===== Dataset content =====
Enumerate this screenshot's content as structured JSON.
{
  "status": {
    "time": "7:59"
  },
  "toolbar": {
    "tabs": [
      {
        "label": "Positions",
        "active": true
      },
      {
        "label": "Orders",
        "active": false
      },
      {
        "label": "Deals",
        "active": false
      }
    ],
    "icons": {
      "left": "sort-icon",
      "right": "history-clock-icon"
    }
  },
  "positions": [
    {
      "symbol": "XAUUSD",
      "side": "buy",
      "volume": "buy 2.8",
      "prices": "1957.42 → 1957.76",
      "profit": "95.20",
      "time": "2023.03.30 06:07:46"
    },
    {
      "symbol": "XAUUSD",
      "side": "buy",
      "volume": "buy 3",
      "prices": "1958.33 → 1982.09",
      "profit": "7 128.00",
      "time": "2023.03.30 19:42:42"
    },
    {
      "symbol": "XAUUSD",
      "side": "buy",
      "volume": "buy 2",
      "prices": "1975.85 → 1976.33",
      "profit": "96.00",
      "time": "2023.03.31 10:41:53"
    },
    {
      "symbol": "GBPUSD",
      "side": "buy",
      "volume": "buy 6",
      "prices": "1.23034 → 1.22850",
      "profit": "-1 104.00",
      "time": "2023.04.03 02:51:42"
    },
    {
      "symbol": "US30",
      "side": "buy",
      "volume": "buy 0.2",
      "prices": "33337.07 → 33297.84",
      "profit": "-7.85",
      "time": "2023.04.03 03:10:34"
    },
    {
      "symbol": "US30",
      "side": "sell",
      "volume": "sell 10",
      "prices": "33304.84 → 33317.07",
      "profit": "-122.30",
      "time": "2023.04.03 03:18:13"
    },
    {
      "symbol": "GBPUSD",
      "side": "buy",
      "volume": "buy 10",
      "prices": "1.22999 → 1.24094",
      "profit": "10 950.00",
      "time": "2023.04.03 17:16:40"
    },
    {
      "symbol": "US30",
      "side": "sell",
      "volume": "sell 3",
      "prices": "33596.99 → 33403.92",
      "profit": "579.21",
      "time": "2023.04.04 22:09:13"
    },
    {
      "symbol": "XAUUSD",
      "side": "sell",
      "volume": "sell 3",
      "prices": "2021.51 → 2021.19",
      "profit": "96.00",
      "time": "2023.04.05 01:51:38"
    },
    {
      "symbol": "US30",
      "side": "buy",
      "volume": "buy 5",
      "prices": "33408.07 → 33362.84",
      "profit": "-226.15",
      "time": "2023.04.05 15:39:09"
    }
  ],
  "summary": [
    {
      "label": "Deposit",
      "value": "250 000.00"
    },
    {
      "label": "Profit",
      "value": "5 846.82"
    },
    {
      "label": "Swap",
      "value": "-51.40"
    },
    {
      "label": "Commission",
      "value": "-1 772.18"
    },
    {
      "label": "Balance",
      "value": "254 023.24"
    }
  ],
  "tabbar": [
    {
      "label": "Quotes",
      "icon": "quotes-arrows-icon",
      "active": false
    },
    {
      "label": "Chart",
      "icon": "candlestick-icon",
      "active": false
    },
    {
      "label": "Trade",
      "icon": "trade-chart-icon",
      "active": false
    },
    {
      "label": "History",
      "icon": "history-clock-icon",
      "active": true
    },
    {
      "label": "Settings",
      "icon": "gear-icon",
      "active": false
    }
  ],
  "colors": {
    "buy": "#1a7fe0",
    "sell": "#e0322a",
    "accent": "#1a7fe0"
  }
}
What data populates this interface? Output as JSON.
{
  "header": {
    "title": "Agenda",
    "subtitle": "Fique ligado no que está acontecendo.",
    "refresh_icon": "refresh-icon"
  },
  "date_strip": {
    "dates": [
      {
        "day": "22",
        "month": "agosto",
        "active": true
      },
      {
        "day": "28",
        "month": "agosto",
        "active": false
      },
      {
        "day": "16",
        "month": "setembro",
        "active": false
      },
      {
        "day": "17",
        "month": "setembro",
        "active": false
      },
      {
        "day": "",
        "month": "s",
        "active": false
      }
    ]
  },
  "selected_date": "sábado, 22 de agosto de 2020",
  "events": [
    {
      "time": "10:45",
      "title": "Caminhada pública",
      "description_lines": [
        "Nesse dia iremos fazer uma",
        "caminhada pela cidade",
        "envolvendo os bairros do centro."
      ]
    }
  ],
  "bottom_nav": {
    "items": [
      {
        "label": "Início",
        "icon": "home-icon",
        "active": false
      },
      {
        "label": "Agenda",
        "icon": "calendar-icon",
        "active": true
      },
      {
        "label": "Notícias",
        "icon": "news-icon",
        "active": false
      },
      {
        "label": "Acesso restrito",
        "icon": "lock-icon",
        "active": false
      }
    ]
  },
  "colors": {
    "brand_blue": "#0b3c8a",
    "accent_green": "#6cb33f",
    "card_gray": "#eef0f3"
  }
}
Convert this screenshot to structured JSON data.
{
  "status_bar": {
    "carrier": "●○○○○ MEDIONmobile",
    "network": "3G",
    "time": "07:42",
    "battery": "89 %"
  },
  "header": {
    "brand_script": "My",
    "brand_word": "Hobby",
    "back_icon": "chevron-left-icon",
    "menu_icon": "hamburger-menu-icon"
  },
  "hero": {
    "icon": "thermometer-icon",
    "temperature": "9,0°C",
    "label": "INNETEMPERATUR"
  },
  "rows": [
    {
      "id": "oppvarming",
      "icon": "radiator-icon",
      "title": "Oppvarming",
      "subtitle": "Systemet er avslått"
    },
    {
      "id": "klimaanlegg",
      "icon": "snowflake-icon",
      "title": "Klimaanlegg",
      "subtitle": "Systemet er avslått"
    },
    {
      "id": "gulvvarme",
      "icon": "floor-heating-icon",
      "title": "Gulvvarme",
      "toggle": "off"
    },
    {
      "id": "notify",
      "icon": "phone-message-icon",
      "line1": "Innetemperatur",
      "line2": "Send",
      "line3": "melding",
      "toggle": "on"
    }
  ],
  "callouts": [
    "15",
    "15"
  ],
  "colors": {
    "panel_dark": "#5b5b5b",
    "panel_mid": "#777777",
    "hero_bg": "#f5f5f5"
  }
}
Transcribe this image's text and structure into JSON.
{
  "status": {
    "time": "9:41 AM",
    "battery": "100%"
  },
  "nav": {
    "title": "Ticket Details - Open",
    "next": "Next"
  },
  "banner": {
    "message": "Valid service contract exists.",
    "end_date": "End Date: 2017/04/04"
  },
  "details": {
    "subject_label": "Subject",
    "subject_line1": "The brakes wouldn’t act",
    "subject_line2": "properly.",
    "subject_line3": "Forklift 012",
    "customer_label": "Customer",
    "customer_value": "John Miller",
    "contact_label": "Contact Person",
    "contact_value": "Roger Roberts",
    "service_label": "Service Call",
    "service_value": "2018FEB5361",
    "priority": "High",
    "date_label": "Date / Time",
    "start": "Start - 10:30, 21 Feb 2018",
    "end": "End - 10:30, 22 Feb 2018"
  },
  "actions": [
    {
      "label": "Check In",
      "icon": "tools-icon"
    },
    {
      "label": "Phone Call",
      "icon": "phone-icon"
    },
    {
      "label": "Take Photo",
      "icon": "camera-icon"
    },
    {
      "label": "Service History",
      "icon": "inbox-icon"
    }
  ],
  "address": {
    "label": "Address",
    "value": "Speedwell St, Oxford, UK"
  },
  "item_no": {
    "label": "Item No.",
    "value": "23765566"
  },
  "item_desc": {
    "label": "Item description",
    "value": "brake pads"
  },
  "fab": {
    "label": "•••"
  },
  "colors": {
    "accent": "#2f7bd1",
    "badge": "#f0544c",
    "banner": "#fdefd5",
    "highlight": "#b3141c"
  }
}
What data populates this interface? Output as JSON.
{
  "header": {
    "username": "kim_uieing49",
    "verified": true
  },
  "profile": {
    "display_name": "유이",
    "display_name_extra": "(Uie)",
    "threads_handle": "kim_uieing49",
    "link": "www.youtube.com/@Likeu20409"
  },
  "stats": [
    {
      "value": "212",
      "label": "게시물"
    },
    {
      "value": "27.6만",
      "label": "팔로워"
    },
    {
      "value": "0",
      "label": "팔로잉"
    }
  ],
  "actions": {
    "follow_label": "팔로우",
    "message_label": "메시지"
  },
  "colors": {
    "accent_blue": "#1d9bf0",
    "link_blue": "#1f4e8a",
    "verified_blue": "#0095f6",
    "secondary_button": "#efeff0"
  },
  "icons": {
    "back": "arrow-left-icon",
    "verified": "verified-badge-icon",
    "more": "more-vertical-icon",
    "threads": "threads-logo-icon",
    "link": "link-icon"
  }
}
=====
=== Job ===
Gather each line in the entries above where the string "badge" is found.

=== Result ===
    "badge": "#f0544c",
    "verified": "verified-badge-icon",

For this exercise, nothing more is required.